» **WRITTEN TASK**
Reproduce verbatim the items from their first line up to and including the line that contains "summarize-thread-button[interactable]: Краткий пересказ".

» **DATA TO PROCESS**
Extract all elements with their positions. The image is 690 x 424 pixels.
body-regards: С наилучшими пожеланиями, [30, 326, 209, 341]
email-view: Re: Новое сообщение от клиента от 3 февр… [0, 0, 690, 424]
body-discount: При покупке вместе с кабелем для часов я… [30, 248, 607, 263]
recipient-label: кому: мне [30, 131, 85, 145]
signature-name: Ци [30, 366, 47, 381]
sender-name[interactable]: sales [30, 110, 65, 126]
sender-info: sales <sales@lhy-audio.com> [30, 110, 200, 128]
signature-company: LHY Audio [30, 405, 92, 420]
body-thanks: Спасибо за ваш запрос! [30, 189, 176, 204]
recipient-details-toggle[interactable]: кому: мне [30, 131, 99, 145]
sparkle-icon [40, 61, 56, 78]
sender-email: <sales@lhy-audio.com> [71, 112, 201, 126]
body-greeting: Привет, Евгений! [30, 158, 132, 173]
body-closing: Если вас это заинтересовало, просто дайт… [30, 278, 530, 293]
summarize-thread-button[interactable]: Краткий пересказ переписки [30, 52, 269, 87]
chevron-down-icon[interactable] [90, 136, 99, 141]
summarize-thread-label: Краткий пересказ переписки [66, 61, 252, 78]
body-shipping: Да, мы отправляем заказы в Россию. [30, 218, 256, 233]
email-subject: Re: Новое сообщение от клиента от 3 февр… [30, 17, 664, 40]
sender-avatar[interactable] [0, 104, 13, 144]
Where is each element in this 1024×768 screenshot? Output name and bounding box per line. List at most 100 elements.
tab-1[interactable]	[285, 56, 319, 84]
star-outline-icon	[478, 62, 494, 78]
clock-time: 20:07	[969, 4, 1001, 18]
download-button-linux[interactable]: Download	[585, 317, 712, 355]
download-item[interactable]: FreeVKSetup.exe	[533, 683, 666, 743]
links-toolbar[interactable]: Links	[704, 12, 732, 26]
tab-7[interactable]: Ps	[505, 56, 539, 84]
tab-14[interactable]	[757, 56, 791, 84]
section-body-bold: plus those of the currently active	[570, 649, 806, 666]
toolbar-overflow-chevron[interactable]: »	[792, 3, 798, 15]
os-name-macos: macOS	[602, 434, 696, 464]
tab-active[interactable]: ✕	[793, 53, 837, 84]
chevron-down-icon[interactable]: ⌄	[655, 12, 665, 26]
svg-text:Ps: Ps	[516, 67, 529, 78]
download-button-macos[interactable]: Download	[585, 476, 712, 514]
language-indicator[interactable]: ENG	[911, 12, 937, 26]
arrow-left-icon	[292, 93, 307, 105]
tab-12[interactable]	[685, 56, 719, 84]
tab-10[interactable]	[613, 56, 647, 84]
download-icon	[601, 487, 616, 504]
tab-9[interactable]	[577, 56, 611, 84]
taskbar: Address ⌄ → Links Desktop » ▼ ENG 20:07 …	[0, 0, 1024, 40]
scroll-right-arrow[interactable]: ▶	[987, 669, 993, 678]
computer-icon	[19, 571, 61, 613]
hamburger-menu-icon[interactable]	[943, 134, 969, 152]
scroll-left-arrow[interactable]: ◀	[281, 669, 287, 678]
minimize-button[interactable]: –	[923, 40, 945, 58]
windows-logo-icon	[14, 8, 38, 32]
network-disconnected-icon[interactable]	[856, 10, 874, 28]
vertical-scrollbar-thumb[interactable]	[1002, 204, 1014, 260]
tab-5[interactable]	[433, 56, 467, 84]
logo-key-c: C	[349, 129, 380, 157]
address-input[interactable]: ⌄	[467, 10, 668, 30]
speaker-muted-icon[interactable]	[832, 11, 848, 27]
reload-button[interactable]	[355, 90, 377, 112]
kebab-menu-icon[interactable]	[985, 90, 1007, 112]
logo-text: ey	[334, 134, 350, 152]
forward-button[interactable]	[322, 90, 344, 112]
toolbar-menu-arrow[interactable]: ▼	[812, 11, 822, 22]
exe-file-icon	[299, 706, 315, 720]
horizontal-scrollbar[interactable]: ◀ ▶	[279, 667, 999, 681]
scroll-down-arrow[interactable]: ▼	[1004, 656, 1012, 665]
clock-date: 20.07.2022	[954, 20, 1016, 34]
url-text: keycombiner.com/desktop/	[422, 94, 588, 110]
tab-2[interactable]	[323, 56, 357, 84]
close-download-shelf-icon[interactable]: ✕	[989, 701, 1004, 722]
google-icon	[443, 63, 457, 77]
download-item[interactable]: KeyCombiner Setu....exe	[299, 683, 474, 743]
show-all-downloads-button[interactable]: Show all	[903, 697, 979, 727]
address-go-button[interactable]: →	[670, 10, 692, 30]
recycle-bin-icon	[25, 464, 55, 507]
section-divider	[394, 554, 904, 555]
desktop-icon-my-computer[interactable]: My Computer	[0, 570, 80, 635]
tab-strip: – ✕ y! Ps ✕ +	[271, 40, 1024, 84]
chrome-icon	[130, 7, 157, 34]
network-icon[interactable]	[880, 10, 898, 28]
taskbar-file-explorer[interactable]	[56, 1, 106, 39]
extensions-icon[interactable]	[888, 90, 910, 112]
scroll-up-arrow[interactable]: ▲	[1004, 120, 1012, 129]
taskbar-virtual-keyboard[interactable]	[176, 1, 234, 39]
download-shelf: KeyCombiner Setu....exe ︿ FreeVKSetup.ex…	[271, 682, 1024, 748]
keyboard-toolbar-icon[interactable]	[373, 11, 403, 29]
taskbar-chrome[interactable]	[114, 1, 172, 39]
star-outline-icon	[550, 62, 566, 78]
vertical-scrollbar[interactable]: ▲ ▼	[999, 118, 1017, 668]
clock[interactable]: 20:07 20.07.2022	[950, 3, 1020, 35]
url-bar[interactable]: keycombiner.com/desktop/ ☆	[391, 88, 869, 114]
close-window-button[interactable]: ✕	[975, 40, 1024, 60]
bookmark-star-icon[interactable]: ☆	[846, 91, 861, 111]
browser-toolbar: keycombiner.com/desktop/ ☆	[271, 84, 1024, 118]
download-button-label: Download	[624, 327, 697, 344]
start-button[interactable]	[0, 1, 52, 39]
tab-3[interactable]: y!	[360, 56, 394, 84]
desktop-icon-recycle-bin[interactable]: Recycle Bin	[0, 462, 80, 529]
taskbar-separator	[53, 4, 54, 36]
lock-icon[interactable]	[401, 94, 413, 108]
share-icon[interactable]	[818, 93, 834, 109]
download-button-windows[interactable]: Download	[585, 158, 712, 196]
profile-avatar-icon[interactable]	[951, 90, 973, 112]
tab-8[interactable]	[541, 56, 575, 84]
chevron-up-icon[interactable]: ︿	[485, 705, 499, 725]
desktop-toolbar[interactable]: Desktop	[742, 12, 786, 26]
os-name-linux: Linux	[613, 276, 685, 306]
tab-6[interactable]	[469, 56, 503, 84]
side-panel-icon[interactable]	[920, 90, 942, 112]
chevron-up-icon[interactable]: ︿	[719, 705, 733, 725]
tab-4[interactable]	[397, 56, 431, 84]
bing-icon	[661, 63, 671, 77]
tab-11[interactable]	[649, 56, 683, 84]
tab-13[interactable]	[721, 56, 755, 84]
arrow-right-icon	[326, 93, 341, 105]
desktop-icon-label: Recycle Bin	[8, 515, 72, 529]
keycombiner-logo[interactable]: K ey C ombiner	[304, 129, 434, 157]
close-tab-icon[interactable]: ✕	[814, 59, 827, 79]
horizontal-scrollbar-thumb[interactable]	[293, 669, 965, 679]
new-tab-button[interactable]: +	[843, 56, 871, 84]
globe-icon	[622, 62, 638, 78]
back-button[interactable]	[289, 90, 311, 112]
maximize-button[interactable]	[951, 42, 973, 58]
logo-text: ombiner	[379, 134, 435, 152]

» **WRITTEN REPLY**
Extract all elements with their positions. The image is 690 x 424 pixels.
body-regards: С наилучшими пожеланиями, [30, 326, 209, 341]
email-view: Re: Новое сообщение от клиента от 3 февр… [0, 0, 690, 424]
body-discount: При покупке вместе с кабелем для часов я… [30, 248, 607, 263]
recipient-label: кому: мне [30, 131, 85, 145]
signature-name: Ци [30, 366, 47, 381]
sender-name[interactable]: sales [30, 110, 65, 126]
sender-info: sales <sales@lhy-audio.com> [30, 110, 200, 128]
signature-company: LHY Audio [30, 405, 92, 420]
body-thanks: Спасибо за ваш запрос! [30, 189, 176, 204]
recipient-details-toggle[interactable]: кому: мне [30, 131, 99, 145]
sparkle-icon [40, 61, 56, 78]
sender-email: <sales@lhy-audio.com> [71, 112, 201, 126]
body-greeting: Привет, Евгений! [30, 158, 132, 173]
body-closing: Если вас это заинтересовало, просто дайт… [30, 278, 530, 293]
summarize-thread-button[interactable]: Краткий пересказ переписки [30, 52, 269, 87]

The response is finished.